> **Aim**: Output the records exactly as they appear, with no pictures included.

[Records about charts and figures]
○ ○ ○ ○

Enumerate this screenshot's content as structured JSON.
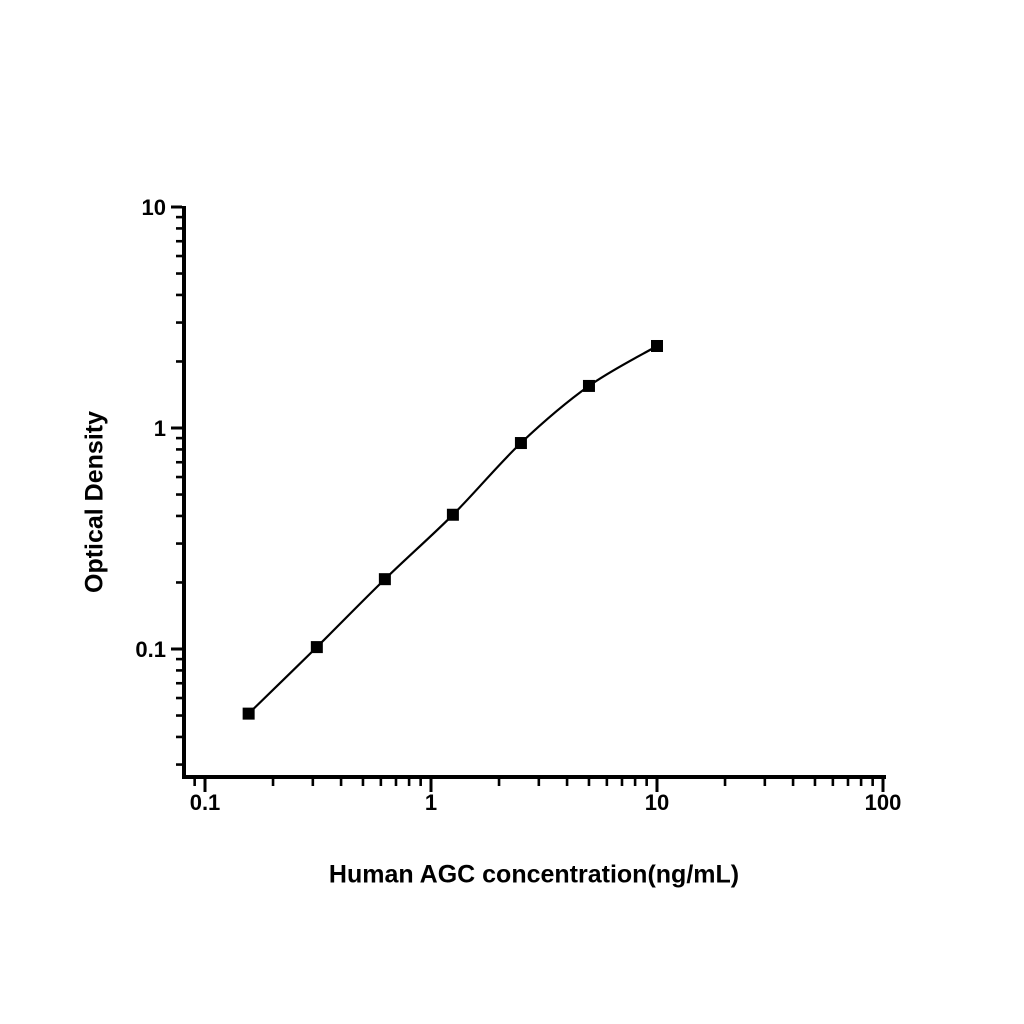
{
  "chart_data": {
    "type": "line",
    "series_name": "elisa-standard-curve",
    "x": [
      0.156,
      0.3125,
      0.625,
      1.25,
      2.5,
      5,
      10
    ],
    "y": [
      0.051,
      0.102,
      0.207,
      0.405,
      0.855,
      1.55,
      2.35
    ],
    "xlabel": "Human AGC concentration(ng/mL)",
    "ylabel": "Optical Density",
    "x_scale": "log",
    "y_scale": "log",
    "x_ticks_major": [
      0.1,
      1,
      10,
      100
    ],
    "x_tick_labels": [
      "0.1",
      "1",
      "10",
      "100"
    ],
    "y_ticks_major": [
      0.1,
      1,
      10
    ],
    "y_tick_labels": [
      "0.1",
      "1",
      "10"
    ],
    "x_range": [
      0.08,
      100
    ],
    "y_range": [
      0.0265,
      10
    ],
    "grid": false,
    "legend": "none",
    "marker": "filled-square",
    "marker_color": "#000000",
    "line_color": "#000000",
    "axis_color": "#000000",
    "background_color": "#ffffff"
  }
}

○ ○ ○ ○

> **Reply**:
Enumerate this screenshot's content as structured JSON.
{
  "chart_data": {
    "type": "line",
    "series_name": "elisa-standard-curve",
    "x": [
      0.156,
      0.3125,
      0.625,
      1.25,
      2.5,
      5,
      10
    ],
    "y": [
      0.051,
      0.102,
      0.207,
      0.405,
      0.855,
      1.55,
      2.35
    ],
    "xlabel": "Human AGC concentration(ng/mL)",
    "ylabel": "Optical Density",
    "x_scale": "log",
    "y_scale": "log",
    "x_ticks_major": [
      0.1,
      1,
      10,
      100
    ],
    "x_tick_labels": [
      "0.1",
      "1",
      "10",
      "100"
    ],
    "y_ticks_major": [
      0.1,
      1,
      10
    ],
    "y_tick_labels": [
      "0.1",
      "1",
      "10"
    ],
    "x_range": [
      0.08,
      100
    ],
    "y_range": [
      0.0265,
      10
    ],
    "grid": false,
    "legend": "none",
    "marker": "filled-square",
    "marker_color": "#000000",
    "line_color": "#000000",
    "axis_color": "#000000",
    "background_color": "#ffffff"
  }
}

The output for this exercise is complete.